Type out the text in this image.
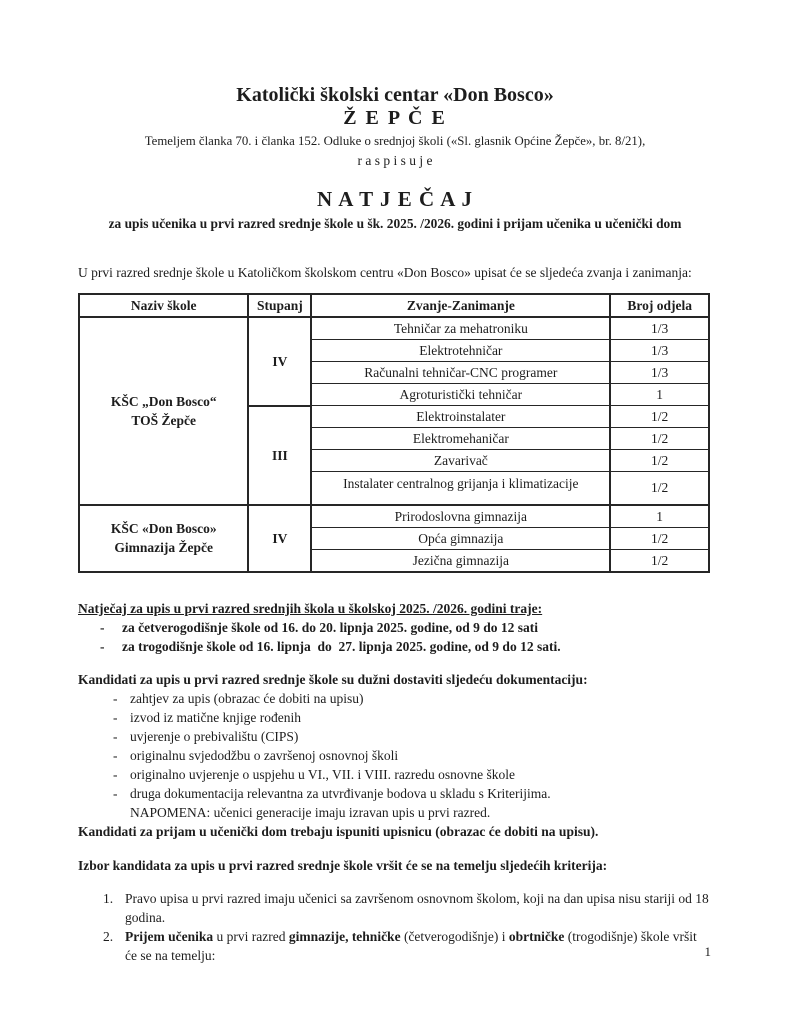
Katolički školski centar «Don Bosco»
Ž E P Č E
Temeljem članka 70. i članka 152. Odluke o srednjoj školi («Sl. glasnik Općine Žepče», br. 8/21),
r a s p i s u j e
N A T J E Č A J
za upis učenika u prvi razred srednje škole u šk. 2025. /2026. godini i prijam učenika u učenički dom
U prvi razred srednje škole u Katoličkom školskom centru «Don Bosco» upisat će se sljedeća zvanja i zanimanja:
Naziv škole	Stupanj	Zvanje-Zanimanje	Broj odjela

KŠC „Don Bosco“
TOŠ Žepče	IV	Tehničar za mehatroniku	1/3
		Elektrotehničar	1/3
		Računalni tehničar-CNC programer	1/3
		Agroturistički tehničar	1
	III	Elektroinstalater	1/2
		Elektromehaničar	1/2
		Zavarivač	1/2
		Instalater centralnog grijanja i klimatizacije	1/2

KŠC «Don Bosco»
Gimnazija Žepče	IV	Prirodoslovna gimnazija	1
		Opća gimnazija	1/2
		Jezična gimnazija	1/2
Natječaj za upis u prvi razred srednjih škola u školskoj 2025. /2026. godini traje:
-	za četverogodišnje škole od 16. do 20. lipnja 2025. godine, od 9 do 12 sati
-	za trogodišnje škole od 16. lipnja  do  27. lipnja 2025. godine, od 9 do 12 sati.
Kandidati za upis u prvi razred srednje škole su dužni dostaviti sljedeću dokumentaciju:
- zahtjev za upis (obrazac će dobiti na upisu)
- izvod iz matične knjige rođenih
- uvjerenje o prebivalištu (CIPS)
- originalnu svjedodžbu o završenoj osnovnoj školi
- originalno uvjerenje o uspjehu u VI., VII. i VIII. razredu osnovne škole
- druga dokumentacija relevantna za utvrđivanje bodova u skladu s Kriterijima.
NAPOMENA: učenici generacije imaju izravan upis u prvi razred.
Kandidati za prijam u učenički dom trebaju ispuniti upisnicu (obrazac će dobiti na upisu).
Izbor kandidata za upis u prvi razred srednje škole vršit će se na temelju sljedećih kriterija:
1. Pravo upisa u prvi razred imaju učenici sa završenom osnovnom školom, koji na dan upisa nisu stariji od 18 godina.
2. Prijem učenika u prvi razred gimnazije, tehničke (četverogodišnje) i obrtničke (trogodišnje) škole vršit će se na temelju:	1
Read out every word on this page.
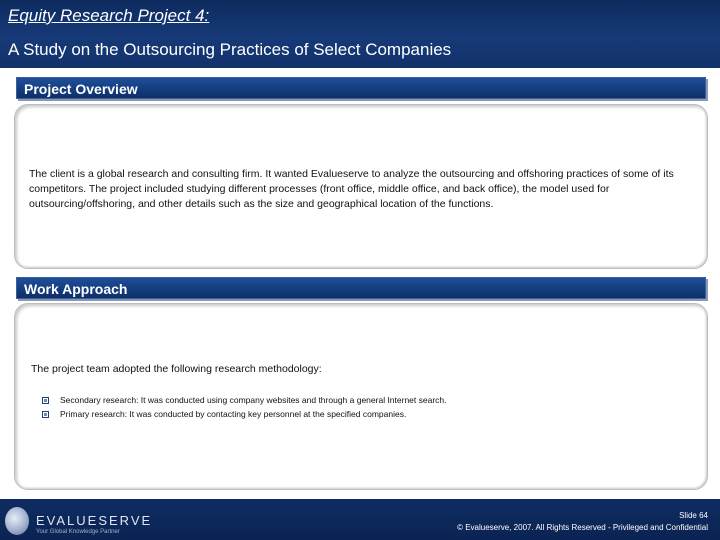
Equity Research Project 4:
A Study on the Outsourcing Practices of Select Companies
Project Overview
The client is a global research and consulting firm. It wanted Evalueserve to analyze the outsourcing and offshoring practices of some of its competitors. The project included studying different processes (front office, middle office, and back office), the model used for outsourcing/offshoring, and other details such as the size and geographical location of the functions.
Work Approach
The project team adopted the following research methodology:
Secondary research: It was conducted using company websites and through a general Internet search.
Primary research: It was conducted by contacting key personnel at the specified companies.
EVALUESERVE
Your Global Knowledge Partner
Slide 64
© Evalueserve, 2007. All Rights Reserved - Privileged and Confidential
====================
State how many lines above include the word "učenici", and nothing more.

2